**WHAT TO PRODUCE**
Retype the records below word for word and omit any image.

**THE RECORDS**

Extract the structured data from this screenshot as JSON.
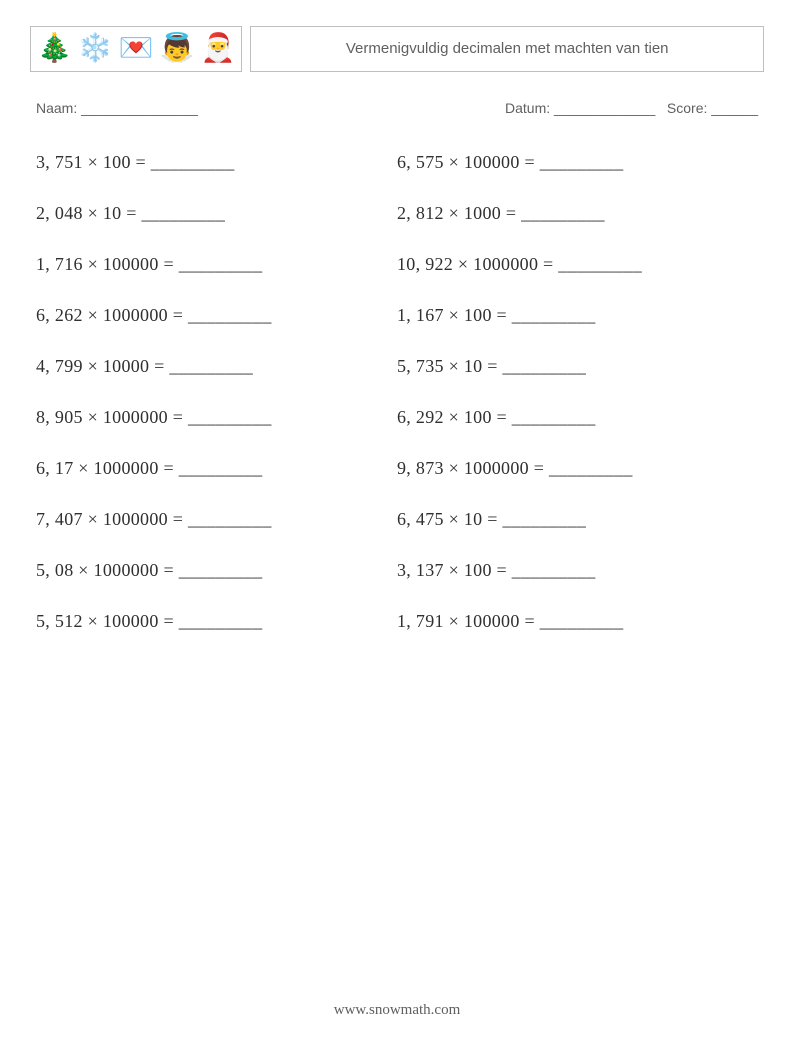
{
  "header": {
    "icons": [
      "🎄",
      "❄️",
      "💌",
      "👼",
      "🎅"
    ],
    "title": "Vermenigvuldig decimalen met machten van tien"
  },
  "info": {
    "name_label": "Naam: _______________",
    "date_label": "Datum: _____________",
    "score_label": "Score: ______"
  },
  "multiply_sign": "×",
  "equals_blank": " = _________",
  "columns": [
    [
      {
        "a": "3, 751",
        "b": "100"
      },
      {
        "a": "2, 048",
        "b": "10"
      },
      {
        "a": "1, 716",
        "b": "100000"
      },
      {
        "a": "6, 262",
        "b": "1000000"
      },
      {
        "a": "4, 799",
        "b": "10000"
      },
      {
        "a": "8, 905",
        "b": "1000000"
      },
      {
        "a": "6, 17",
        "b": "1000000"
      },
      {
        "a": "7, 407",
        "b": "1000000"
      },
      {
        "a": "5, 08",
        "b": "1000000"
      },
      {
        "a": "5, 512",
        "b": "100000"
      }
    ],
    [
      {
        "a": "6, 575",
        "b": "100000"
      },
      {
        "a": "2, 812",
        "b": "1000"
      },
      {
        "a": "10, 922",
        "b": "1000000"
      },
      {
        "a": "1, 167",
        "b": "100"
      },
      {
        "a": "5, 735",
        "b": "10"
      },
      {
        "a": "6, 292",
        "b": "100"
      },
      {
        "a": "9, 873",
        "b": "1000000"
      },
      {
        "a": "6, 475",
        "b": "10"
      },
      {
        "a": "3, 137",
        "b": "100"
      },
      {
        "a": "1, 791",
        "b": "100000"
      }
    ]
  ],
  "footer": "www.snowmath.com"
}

**IN RESPONSE**
Extract the structured data from this screenshot as JSON.
{
  "header": {
    "icons": [
      "🎄",
      "❄️",
      "💌",
      "👼",
      "🎅"
    ],
    "title": "Vermenigvuldig decimalen met machten van tien"
  },
  "info": {
    "name_label": "Naam: _______________",
    "date_label": "Datum: _____________",
    "score_label": "Score: ______"
  },
  "multiply_sign": "×",
  "equals_blank": " = _________",
  "columns": [
    [
      {
        "a": "3, 751",
        "b": "100"
      },
      {
        "a": "2, 048",
        "b": "10"
      },
      {
        "a": "1, 716",
        "b": "100000"
      },
      {
        "a": "6, 262",
        "b": "1000000"
      },
      {
        "a": "4, 799",
        "b": "10000"
      },
      {
        "a": "8, 905",
        "b": "1000000"
      },
      {
        "a": "6, 17",
        "b": "1000000"
      },
      {
        "a": "7, 407",
        "b": "1000000"
      },
      {
        "a": "5, 08",
        "b": "1000000"
      },
      {
        "a": "5, 512",
        "b": "100000"
      }
    ],
    [
      {
        "a": "6, 575",
        "b": "100000"
      },
      {
        "a": "2, 812",
        "b": "1000"
      },
      {
        "a": "10, 922",
        "b": "1000000"
      },
      {
        "a": "1, 167",
        "b": "100"
      },
      {
        "a": "5, 735",
        "b": "10"
      },
      {
        "a": "6, 292",
        "b": "100"
      },
      {
        "a": "9, 873",
        "b": "1000000"
      },
      {
        "a": "6, 475",
        "b": "10"
      },
      {
        "a": "3, 137",
        "b": "100"
      },
      {
        "a": "1, 791",
        "b": "100000"
      }
    ]
  ],
  "footer": "www.snowmath.com"
}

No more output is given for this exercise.